Problem requirements - Extract each line from the entries below that has the string "scss" in it.
--- START OF Exercise materials ---
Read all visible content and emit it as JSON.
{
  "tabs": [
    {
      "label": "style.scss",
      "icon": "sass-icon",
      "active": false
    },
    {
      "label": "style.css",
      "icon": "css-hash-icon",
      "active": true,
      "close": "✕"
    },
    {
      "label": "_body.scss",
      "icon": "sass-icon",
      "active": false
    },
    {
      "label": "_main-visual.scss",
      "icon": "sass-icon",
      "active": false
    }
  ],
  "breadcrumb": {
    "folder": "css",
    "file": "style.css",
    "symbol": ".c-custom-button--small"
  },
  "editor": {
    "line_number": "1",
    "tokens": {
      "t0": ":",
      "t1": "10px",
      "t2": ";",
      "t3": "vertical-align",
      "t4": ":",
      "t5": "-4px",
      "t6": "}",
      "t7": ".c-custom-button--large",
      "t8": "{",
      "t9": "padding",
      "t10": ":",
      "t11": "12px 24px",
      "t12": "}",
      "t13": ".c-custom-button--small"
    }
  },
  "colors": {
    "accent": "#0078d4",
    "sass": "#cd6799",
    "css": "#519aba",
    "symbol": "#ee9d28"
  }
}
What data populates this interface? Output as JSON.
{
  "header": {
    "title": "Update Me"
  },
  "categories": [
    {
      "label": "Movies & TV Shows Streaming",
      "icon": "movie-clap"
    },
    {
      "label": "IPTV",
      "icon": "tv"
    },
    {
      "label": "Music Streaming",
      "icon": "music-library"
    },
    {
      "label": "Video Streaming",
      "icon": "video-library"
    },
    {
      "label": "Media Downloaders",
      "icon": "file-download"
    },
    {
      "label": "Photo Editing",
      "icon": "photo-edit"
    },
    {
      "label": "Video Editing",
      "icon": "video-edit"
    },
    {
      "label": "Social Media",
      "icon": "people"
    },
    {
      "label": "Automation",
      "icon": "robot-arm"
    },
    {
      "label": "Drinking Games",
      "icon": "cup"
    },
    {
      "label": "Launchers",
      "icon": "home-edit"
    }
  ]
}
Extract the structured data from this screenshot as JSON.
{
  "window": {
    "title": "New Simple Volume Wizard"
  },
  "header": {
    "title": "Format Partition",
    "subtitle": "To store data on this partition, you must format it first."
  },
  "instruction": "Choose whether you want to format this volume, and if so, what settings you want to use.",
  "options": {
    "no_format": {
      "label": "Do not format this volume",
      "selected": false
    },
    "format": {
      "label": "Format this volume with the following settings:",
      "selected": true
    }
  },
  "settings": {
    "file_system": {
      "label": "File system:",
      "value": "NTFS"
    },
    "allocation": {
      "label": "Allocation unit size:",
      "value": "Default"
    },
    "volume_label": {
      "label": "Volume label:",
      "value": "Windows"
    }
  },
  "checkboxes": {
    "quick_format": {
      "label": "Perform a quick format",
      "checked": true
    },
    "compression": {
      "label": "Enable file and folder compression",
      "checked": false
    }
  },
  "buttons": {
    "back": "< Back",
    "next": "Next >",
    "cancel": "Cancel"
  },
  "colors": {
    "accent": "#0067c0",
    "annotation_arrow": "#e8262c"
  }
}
--- END OF Exercise materials ---
Response below -
      "label": "style.scss",
      "label": "_body.scss",
      "label": "_main-visual.scss",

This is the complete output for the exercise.